*Task requirements*
Render every entry exactly as it appears.

*Material*
* * * * * * *

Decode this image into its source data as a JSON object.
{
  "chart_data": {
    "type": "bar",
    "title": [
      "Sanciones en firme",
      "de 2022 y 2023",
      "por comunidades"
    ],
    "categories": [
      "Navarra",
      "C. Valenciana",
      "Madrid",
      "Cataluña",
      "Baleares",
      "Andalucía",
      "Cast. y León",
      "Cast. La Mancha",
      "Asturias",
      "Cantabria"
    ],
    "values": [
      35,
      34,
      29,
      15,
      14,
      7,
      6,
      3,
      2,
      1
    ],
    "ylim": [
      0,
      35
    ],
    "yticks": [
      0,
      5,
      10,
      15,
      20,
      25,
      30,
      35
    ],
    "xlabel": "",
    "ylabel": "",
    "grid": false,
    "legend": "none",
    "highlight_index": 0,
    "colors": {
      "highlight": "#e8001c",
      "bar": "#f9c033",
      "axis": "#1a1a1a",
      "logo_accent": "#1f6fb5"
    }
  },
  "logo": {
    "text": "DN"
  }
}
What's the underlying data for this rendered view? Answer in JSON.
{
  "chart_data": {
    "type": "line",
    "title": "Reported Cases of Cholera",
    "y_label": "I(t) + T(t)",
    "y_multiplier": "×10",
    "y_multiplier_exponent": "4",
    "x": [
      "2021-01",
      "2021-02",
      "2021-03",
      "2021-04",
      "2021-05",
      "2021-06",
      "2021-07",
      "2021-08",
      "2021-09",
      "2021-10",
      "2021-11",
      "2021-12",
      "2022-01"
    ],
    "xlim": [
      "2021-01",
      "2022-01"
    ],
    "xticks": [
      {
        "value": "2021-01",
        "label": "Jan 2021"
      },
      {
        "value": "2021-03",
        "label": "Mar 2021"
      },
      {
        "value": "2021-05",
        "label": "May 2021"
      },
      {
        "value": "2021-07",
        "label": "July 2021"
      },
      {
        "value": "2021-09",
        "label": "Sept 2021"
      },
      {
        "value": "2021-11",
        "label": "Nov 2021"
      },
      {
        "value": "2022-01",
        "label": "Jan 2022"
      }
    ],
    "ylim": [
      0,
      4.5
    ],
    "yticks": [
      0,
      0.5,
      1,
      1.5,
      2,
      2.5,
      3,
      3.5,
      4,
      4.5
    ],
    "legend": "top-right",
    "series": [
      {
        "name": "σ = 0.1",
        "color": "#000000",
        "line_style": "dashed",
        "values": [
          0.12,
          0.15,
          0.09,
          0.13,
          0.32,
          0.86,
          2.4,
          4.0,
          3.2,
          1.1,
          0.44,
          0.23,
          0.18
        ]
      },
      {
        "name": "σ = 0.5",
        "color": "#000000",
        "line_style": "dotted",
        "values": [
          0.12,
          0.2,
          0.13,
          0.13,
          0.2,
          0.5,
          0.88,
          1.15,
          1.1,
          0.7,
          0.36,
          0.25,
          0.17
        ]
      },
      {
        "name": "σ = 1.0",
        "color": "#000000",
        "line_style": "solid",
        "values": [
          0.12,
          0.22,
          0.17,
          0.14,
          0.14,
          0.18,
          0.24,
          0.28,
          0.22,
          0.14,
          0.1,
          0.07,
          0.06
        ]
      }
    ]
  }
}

* * * * * * *

*Written solution*
Decode this image into its source data as a JSON object.
{
  "chart_data": {
    "type": "bar",
    "title": [
      "Sanciones en firme",
      "de 2022 y 2023",
      "por comunidades"
    ],
    "categories": [
      "Navarra",
      "C. Valenciana",
      "Madrid",
      "Cataluña",
      "Baleares",
      "Andalucía",
      "Cast. y León",
      "Cast. La Mancha",
      "Asturias",
      "Cantabria"
    ],
    "values": [
      35,
      34,
      29,
      15,
      14,
      7,
      6,
      3,
      2,
      1
    ],
    "ylim": [
      0,
      35
    ],
    "yticks": [
      0,
      5,
      10,
      15,
      20,
      25,
      30,
      35
    ],
    "xlabel": "",
    "ylabel": "",
    "grid": false,
    "legend": "none",
    "highlight_index": 0,
    "colors": {
      "highlight": "#e8001c",
      "bar": "#f9c033",
      "axis": "#1a1a1a",
      "logo_accent": "#1f6fb5"
    }
  },
  "logo": {
    "text": "DN"
  }
}
What's the underlying data for this rendered view? Answer in JSON.
{
  "chart_data": {
    "type": "line",
    "title": "Reported Cases of Cholera",
    "y_label": "I(t) + T(t)",
    "y_multiplier": "×10",
    "y_multiplier_exponent": "4",
    "x": [
      "2021-01",
      "2021-02",
      "2021-03",
      "2021-04",
      "2021-05",
      "2021-06",
      "2021-07",
      "2021-08",
      "2021-09",
      "2021-10",
      "2021-11",
      "2021-12",
      "2022-01"
    ],
    "xlim": [
      "2021-01",
      "2022-01"
    ],
    "xticks": [
      {
        "value": "2021-01",
        "label": "Jan 2021"
      },
      {
        "value": "2021-03",
        "label": "Mar 2021"
      },
      {
        "value": "2021-05",
        "label": "May 2021"
      },
      {
        "value": "2021-07",
        "label": "July 2021"
      },
      {
        "value": "2021-09",
        "label": "Sept 2021"
      },
      {
        "value": "2021-11",
        "label": "Nov 2021"
      },
      {
        "value": "2022-01",
        "label": "Jan 2022"
      }
    ],
    "ylim": [
      0,
      4.5
    ],
    "yticks": [
      0,
      0.5,
      1,
      1.5,
      2,
      2.5,
      3,
      3.5,
      4,
      4.5
    ],
    "legend": "top-right",
    "series": [
      {
        "name": "σ = 0.1",
        "color": "#000000",
        "line_style": "dashed",
        "values": [
          0.12,
          0.15,
          0.09,
          0.13,
          0.32,
          0.86,
          2.4,
          4.0,
          3.2,
          1.1,
          0.44,
          0.23,
          0.18
        ]
      },
      {
        "name": "σ = 0.5",
        "color": "#000000",
        "line_style": "dotted",
        "values": [
          0.12,
          0.2,
          0.13,
          0.13,
          0.2,
          0.5,
          0.88,
          1.15,
          1.1,
          0.7,
          0.36,
          0.25,
          0.17
        ]
      },
      {
        "name": "σ = 1.0",
        "color": "#000000",
        "line_style": "solid",
        "values": [
          0.12,
          0.22,
          0.17,
          0.14,
          0.14,
          0.18,
          0.24,
          0.28,
          0.22,
          0.14,
          0.1,
          0.07,
          0.06
        ]
      }
    ]
  }
}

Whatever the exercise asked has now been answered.